- **The task**: Identify every line in the records below that contains the word "subtitle", and copy each of those lines.

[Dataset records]
--*--

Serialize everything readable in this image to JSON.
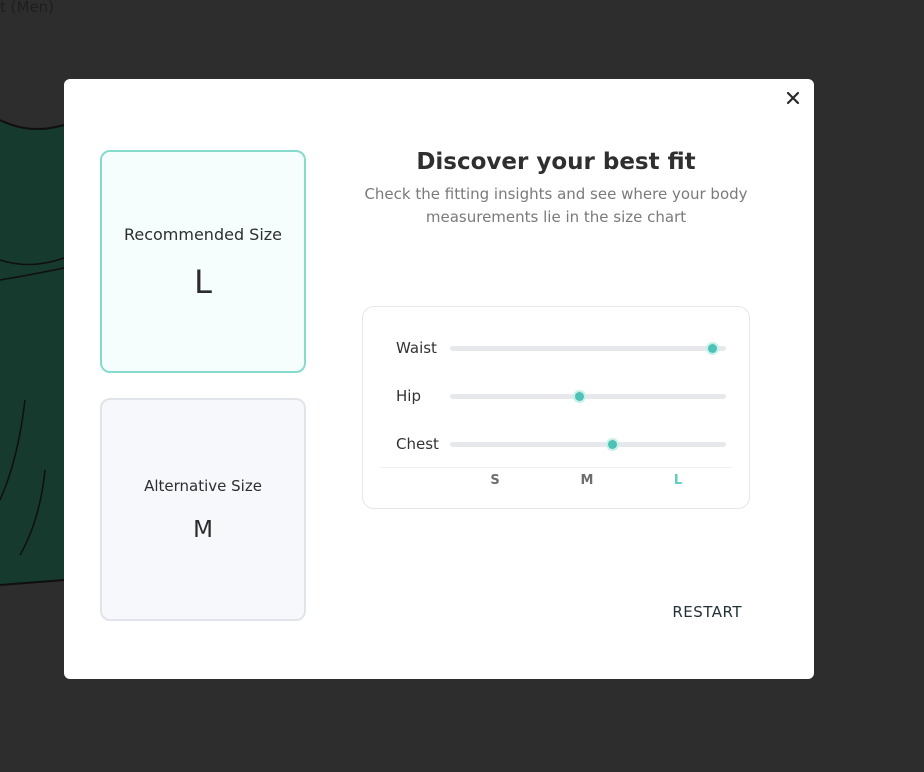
{
  "background": {
    "partial_title": "t (Men)"
  },
  "modal": {
    "close_icon": "close-icon"
  },
  "recommended": {
    "label": "Recommended Size",
    "size": "L"
  },
  "alternative": {
    "label": "Alternative Size",
    "size": "M"
  },
  "header": {
    "title": "Discover your best fit",
    "subtitle": "Check the fitting insights and see where your body measurements lie in the size chart"
  },
  "fit": {
    "rows": [
      {
        "label": "Waist",
        "level": 0.95
      },
      {
        "label": "Hip",
        "level": 0.47
      },
      {
        "label": "Chest",
        "level": 0.59
      }
    ],
    "scale": [
      {
        "label": "S",
        "active": false
      },
      {
        "label": "M",
        "active": false
      },
      {
        "label": "L",
        "active": true
      }
    ]
  },
  "actions": {
    "restart_label": "RESTART"
  },
  "colors": {
    "accent": "#4ec2b6",
    "accent_border": "#86dccc",
    "overlay": "#2d2d2d"
  }
}
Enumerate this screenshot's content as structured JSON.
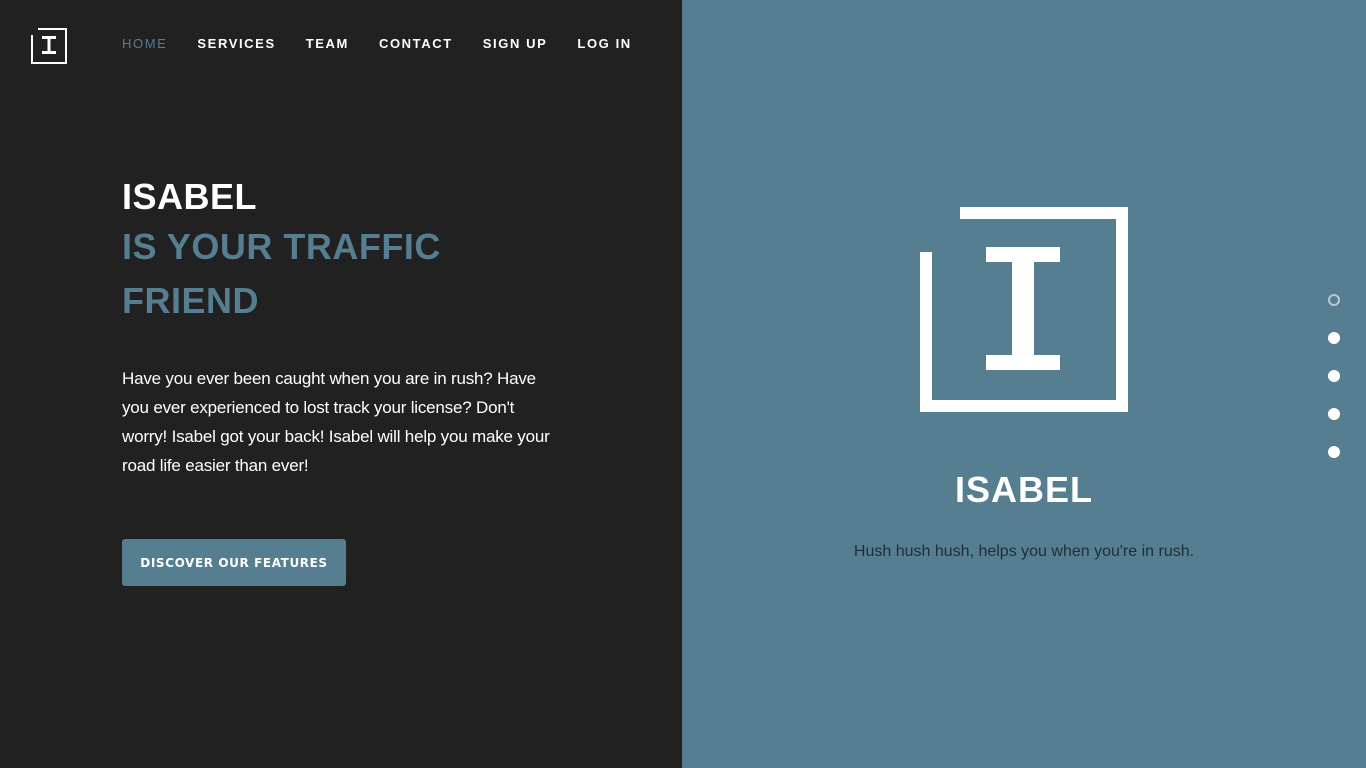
{
  "nav": {
    "items": [
      {
        "label": "HOME",
        "active": true
      },
      {
        "label": "SERVICES",
        "active": false
      },
      {
        "label": "TEAM",
        "active": false
      },
      {
        "label": "CONTACT",
        "active": false
      },
      {
        "label": "SIGN UP",
        "active": false
      },
      {
        "label": "LOG IN",
        "active": false
      }
    ],
    "logo_icon": "isabel-logo-icon"
  },
  "hero": {
    "title": "ISABEL",
    "subtitle": "IS YOUR TRAFFIC FRIEND",
    "description": "Have you ever been caught when you are in rush? Have you ever experienced to lost track your license? Don't worry! Isabel got your back! Isabel will help you make your road life easier than ever!",
    "cta_label": "DISCOVER OUR FEATURES"
  },
  "showcase": {
    "brand_name": "ISABEL",
    "tagline": "Hush hush hush, helps you when you're in rush.",
    "logo_icon": "isabel-logo-icon"
  },
  "pager": {
    "count": 5,
    "active_index": 0
  },
  "colors": {
    "dark_background": "#212121",
    "accent": "#557e91",
    "text_light": "#ffffff"
  }
}
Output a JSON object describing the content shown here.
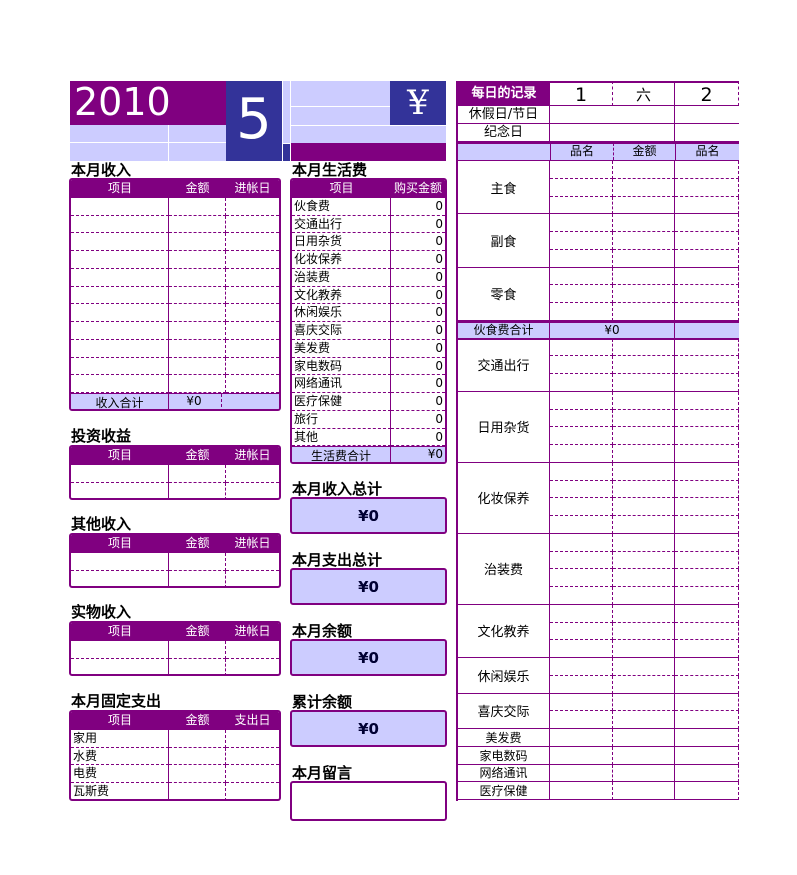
{
  "header": {
    "year": "2010",
    "month": "5",
    "currency_symbol": "¥"
  },
  "colors": {
    "purple": "#800080",
    "blue": "#333399",
    "lavender": "#ccccff"
  },
  "income": {
    "title": "本月收入",
    "columns": [
      "项目",
      "金额",
      "进帐日"
    ],
    "rows": 11,
    "total_label": "收入合计",
    "total_value": "¥0"
  },
  "investment": {
    "title": "投资收益",
    "columns": [
      "项目",
      "金额",
      "进帐日"
    ],
    "rows": 2
  },
  "other_income": {
    "title": "其他收入",
    "columns": [
      "项目",
      "金额",
      "进帐日"
    ],
    "rows": 2
  },
  "in_kind_income": {
    "title": "实物收入",
    "columns": [
      "项目",
      "金额",
      "进帐日"
    ],
    "rows": 2
  },
  "fixed_expense": {
    "title": "本月固定支出",
    "columns": [
      "项目",
      "金额",
      "支出日"
    ],
    "items": [
      "家用",
      "水费",
      "电费",
      "瓦斯费"
    ]
  },
  "living_expense": {
    "title": "本月生活费",
    "columns": [
      "项目",
      "购买金额"
    ],
    "items": [
      {
        "name": "伙食费",
        "amount": "0"
      },
      {
        "name": "交通出行",
        "amount": "0"
      },
      {
        "name": "日用杂货",
        "amount": "0"
      },
      {
        "name": "化妆保养",
        "amount": "0"
      },
      {
        "name": "治装费",
        "amount": "0"
      },
      {
        "name": "文化教养",
        "amount": "0"
      },
      {
        "name": "休闲娱乐",
        "amount": "0"
      },
      {
        "name": "喜庆交际",
        "amount": "0"
      },
      {
        "name": "美发费",
        "amount": "0"
      },
      {
        "name": "家电数码",
        "amount": "0"
      },
      {
        "name": "网络通讯",
        "amount": "0"
      },
      {
        "name": "医疗保健",
        "amount": "0"
      },
      {
        "name": "旅行",
        "amount": "0"
      },
      {
        "name": "其他",
        "amount": "0"
      }
    ],
    "total_label": "生活费合计",
    "total_value": "¥0"
  },
  "summaries": [
    {
      "title": "本月收入总计",
      "value": "¥0"
    },
    {
      "title": "本月支出总计",
      "value": "¥0"
    },
    {
      "title": "本月余额",
      "value": "¥0"
    },
    {
      "title": "累计余额",
      "value": "¥0"
    }
  ],
  "memo": {
    "title": "本月留言"
  },
  "daily": {
    "title": "每日的记录",
    "days": [
      {
        "day": "1",
        "weekday": "六"
      },
      {
        "day": "2"
      }
    ],
    "holiday_label": "休假日/节日",
    "anniversary_label": "纪念日",
    "columns": [
      "品名",
      "金额",
      "品名"
    ],
    "categories": [
      {
        "name": "主食",
        "rows": 3
      },
      {
        "name": "副食",
        "rows": 3
      },
      {
        "name": "零食",
        "rows": 3
      },
      {
        "name": "伙食费合计",
        "total": true,
        "value": "¥0"
      },
      {
        "name": "交通出行",
        "rows": 3
      },
      {
        "name": "日用杂货",
        "rows": 4
      },
      {
        "name": "化妆保养",
        "rows": 4
      },
      {
        "name": "治装费",
        "rows": 4
      },
      {
        "name": "文化教养",
        "rows": 3
      },
      {
        "name": "休闲娱乐",
        "rows": 2
      },
      {
        "name": "喜庆交际",
        "rows": 2
      },
      {
        "name": "美发费",
        "rows": 1
      },
      {
        "name": "家电数码",
        "rows": 1
      },
      {
        "name": "网络通讯",
        "rows": 1
      },
      {
        "name": "医疗保健",
        "rows": 1
      }
    ]
  }
}
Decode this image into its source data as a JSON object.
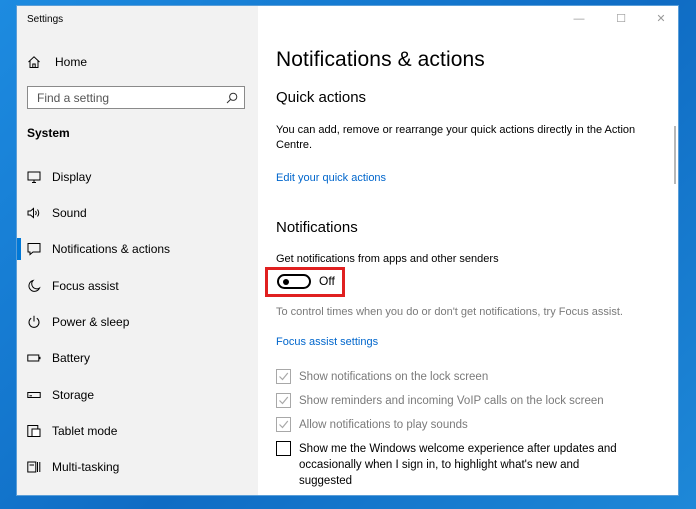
{
  "window": {
    "app_title": "Settings",
    "controls": {
      "minimize": "—",
      "maximize": "☐",
      "close": "✕"
    }
  },
  "sidebar": {
    "home_label": "Home",
    "search_placeholder": "Find a setting",
    "section_heading": "System",
    "items": [
      {
        "label": "Display",
        "icon": "display-icon",
        "active": false
      },
      {
        "label": "Sound",
        "icon": "sound-icon",
        "active": false
      },
      {
        "label": "Notifications & actions",
        "icon": "notifications-icon",
        "active": true
      },
      {
        "label": "Focus assist",
        "icon": "focus-assist-icon",
        "active": false
      },
      {
        "label": "Power & sleep",
        "icon": "power-icon",
        "active": false
      },
      {
        "label": "Battery",
        "icon": "battery-icon",
        "active": false
      },
      {
        "label": "Storage",
        "icon": "storage-icon",
        "active": false
      },
      {
        "label": "Tablet mode",
        "icon": "tablet-mode-icon",
        "active": false
      },
      {
        "label": "Multi-tasking",
        "icon": "multitasking-icon",
        "active": false
      }
    ]
  },
  "main": {
    "page_title": "Notifications & actions",
    "quick_actions": {
      "heading": "Quick actions",
      "description": "You can add, remove or rearrange your quick actions directly in the Action Centre.",
      "edit_link": "Edit your quick actions"
    },
    "notifications": {
      "heading": "Notifications",
      "get_notifications_label": "Get notifications from apps and other senders",
      "toggle_state": "Off",
      "focus_hint": "To control times when you do or don't get notifications, try Focus assist.",
      "focus_link": "Focus assist settings",
      "checkboxes": [
        {
          "label": "Show notifications on the lock screen",
          "checked": true,
          "disabled": true
        },
        {
          "label": "Show reminders and incoming VoIP calls on the lock screen",
          "checked": true,
          "disabled": true
        },
        {
          "label": "Allow notifications to play sounds",
          "checked": true,
          "disabled": true
        },
        {
          "label": "Show me the Windows welcome experience after updates and occasionally when I sign in, to highlight what's new and suggested",
          "checked": false,
          "disabled": false
        }
      ]
    }
  },
  "colors": {
    "accent": "#0078d7",
    "link": "#0066cc",
    "highlight": "#e02020",
    "sidebar_bg": "#f2f2f2"
  }
}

--*--

- **Full answer**:
    "subtitle": "Check the fitting insights and see where your body measurements lie in the size chart"
    "subtitle": "IS YOUR TRAFFIC FRIEND",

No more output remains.